— Work required —
Copy nothing but the text: repeat each entry exactly and drop the images.

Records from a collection
* * * * * * *
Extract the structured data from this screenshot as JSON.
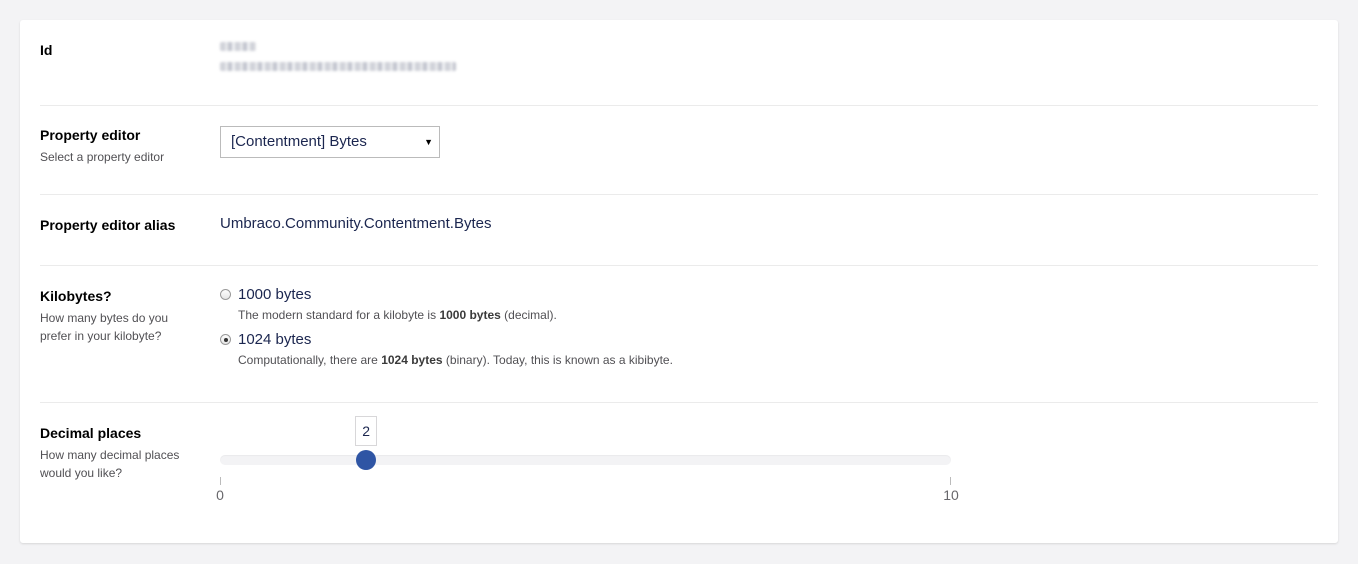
{
  "fields": {
    "id": {
      "label": "Id"
    },
    "property_editor": {
      "label": "Property editor",
      "description": "Select a property editor",
      "selected": "[Contentment] Bytes"
    },
    "alias": {
      "label": "Property editor alias",
      "value": "Umbraco.Community.Contentment.Bytes"
    },
    "kilobytes": {
      "label": "Kilobytes?",
      "description": "How many bytes do you prefer in your kilobyte?",
      "options": [
        {
          "label": "1000 bytes",
          "help_pre": "The modern standard for a kilobyte is ",
          "help_bold": "1000 bytes",
          "help_post": " (decimal).",
          "checked": false
        },
        {
          "label": "1024 bytes",
          "help_pre": "Computationally, there are ",
          "help_bold": "1024 bytes",
          "help_post": " (binary). Today, this is known as a kibibyte.",
          "checked": true
        }
      ]
    },
    "decimal_places": {
      "label": "Decimal places",
      "description": "How many decimal places would you like?",
      "value": 2,
      "value_text": "2",
      "min": 0,
      "max": 10,
      "min_text": "0",
      "max_text": "10"
    }
  },
  "colors": {
    "slider_handle": "#2f55a4",
    "text_primary": "#1b264f",
    "page_background": "#f3f3f5"
  },
  "icons": {
    "select_caret": "caret-down-icon"
  }
}
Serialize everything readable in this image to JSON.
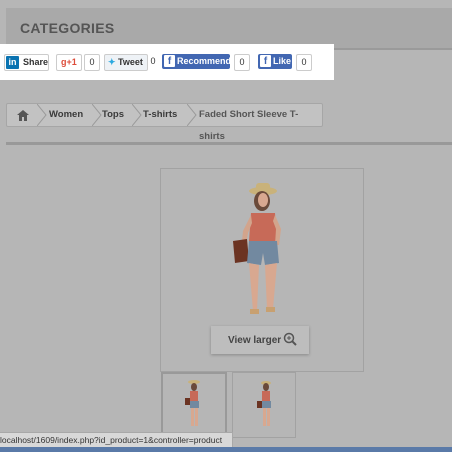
{
  "categories": {
    "title": "CATEGORIES"
  },
  "social": {
    "linkedin": {
      "label": "Share",
      "icon": "in"
    },
    "googleplus": {
      "label": "g+1",
      "count": "0"
    },
    "twitter": {
      "label": "Tweet",
      "count": "0"
    },
    "facebook_recommend": {
      "label": "Recommend",
      "count": "0"
    },
    "facebook_like": {
      "label": "Like",
      "count": "0"
    }
  },
  "breadcrumb": {
    "home_icon": "home-icon",
    "items": [
      "Women",
      "Tops",
      "T-shirts",
      "Faded Short Sleeve T-shirts"
    ]
  },
  "product": {
    "view_larger_label": "View larger"
  },
  "status_bar": {
    "url": "localhost/1609/index.php?id_product=1&controller=product"
  },
  "colors": {
    "overlay": "#b6b6b6",
    "linkedin_blue": "#0a73b1",
    "google_red": "#dd4b39",
    "twitter_blue": "#2aa9e0",
    "facebook_blue": "#4267b2"
  }
}
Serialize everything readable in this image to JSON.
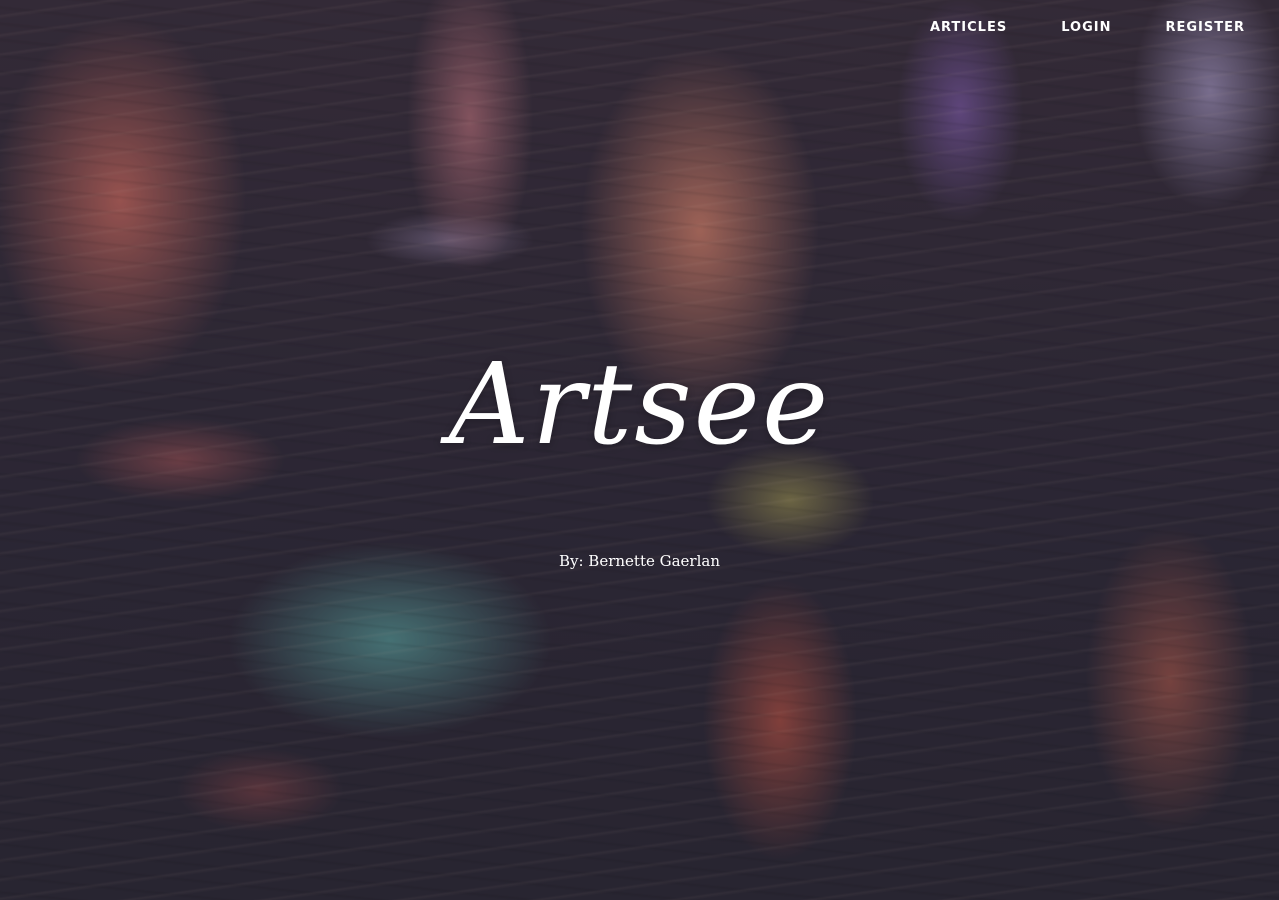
{
  "nav": {
    "items": [
      {
        "label": "ARTICLES"
      },
      {
        "label": "LOGIN"
      },
      {
        "label": "REGISTER"
      }
    ]
  },
  "hero": {
    "title": "Artsee",
    "byline": "By: Bernette Gaerlan",
    "background": "blurred water reflection photo (red, purple, teal tones)"
  },
  "colors": {
    "text": "#ffffff",
    "background_dark": "#2e2a3a"
  }
}
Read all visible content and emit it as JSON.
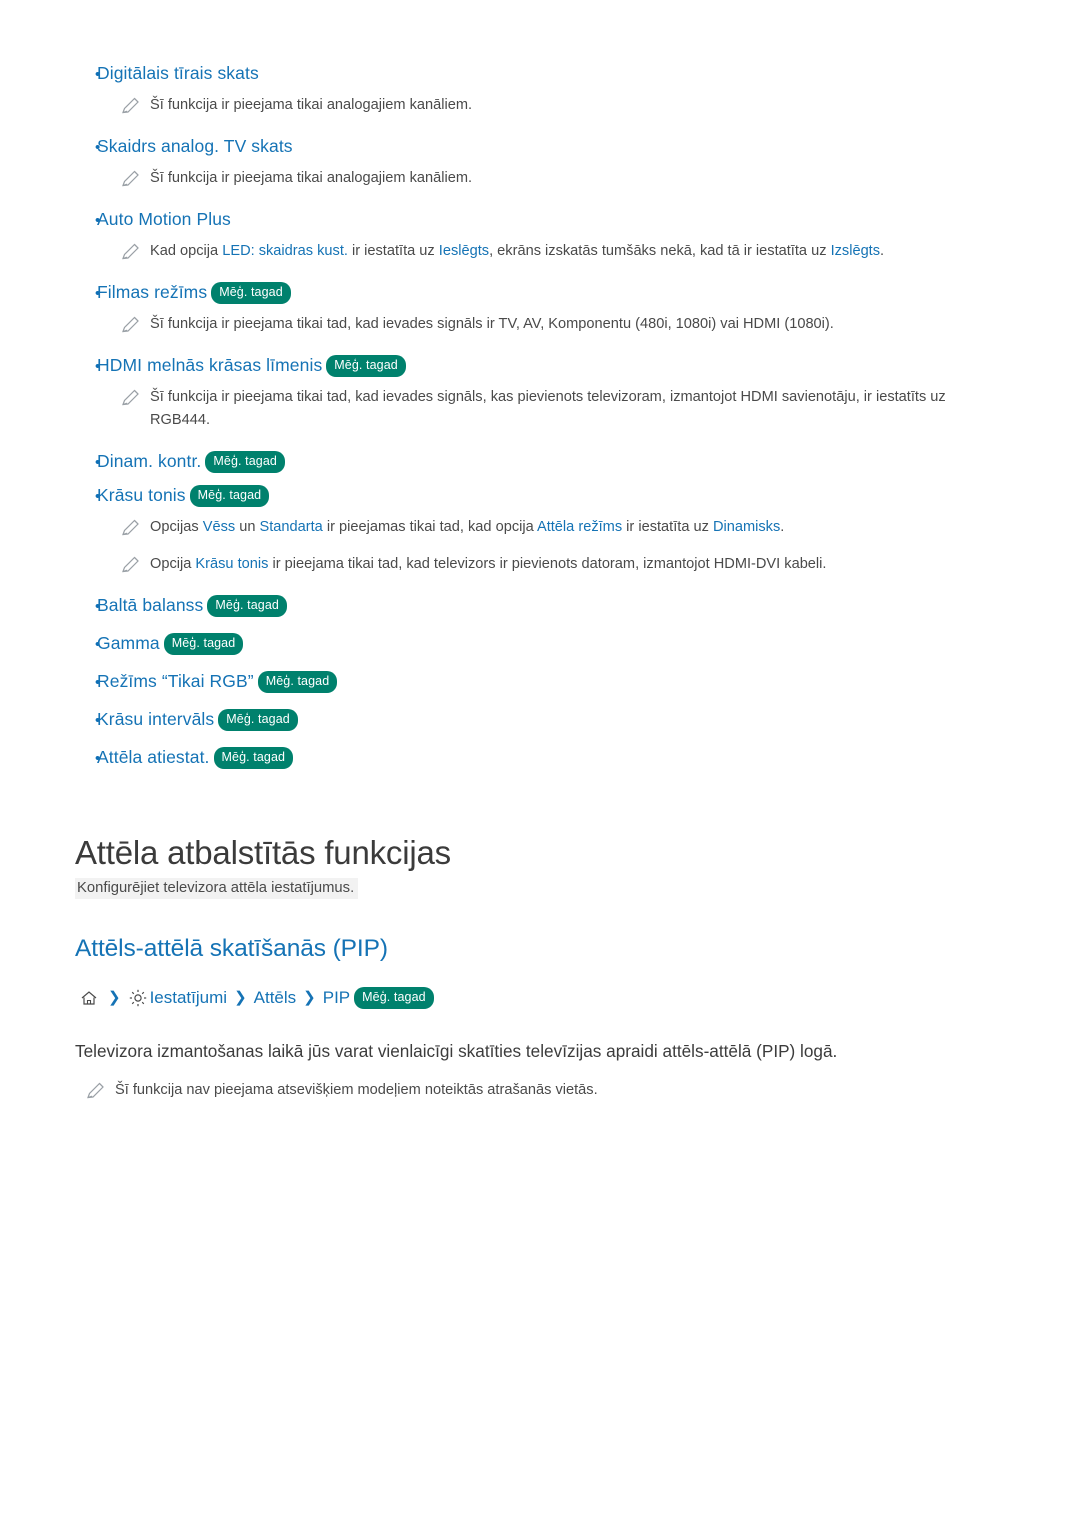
* * * * * * *
— Task output —
Extract the structured data from this screenshot as JSON.
{
  "fields": {
    "id": {
      "label": "Id"
    },
    "property_editor": {
      "label": "Property editor",
      "description": "Select a property editor",
      "selected": "[Contentment] Bytes"
    },
    "alias": {
      "label": "Property editor alias",
      "value": "Umbraco.Community.Contentment.Bytes"
    },
    "kilobytes": {
      "label": "Kilobytes?",
      "description": "How many bytes do you prefer in your kilobyte?",
      "options": [
        {
          "label": "1000 bytes",
          "help_pre": "The modern standard for a kilobyte is ",
          "help_bold": "1000 bytes",
          "help_post": " (decimal).",
          "checked": false
        },
        {
          "label": "1024 bytes",
          "help_pre": "Computationally, there are ",
          "help_bold": "1024 bytes",
          "help_post": " (binary). Today, this is known as a kibibyte.",
          "checked": true
        }
      ]
    },
    "decimal_places": {
      "label": "Decimal places",
      "description": "How many decimal places would you like?",
      "value": 2,
      "value_text": "2",
      "min": 0,
      "max": 10,
      "min_text": "0",
      "max_text": "10"
    }
  },
  "colors": {
    "slider_handle": "#2f55a4",
    "text_primary": "#1b264f",
    "page_background": "#f3f3f5"
  },
  "icons": {
    "select_caret": "caret-down-icon"
  }
}
Serialize everything readable in this image to JSON.
{
  "categories": {
    "title": "CATEGORIES"
  },
  "social": {
    "linkedin": {
      "label": "Share",
      "icon": "in"
    },
    "googleplus": {
      "label": "g+1",
      "count": "0"
    },
    "twitter": {
      "label": "Tweet",
      "count": "0"
    },
    "facebook_recommend": {
      "label": "Recommend",
      "count": "0"
    },
    "facebook_like": {
      "label": "Like",
      "count": "0"
    }
  },
  "breadcrumb": {
    "home_icon": "home-icon",
    "items": [
      "Women",
      "Tops",
      "T-shirts",
      "Faded Short Sleeve T-shirts"
    ]
  },
  "product": {
    "view_larger_label": "View larger"
  },
  "status_bar": {
    "url": "localhost/1609/index.php?id_product=1&controller=product"
  },
  "colors": {
    "overlay": "#b6b6b6",
    "linkedin_blue": "#0a73b1",
    "google_red": "#dd4b39",
    "twitter_blue": "#2aa9e0",
    "facebook_blue": "#4267b2"
  }
}
Serialize everything readable in this image to JSON.
{
  "nav": {
    "items": [
      {
        "label": "ARTICLES"
      },
      {
        "label": "LOGIN"
      },
      {
        "label": "REGISTER"
      }
    ]
  },
  "hero": {
    "title": "Artsee",
    "byline": "By: Bernette Gaerlan",
    "background": "blurred water reflection photo (red, purple, teal tones)"
  },
  "colors": {
    "text": "#ffffff",
    "background_dark": "#2e2a3a"
  }
}
Read all visible content and emit it as JSON.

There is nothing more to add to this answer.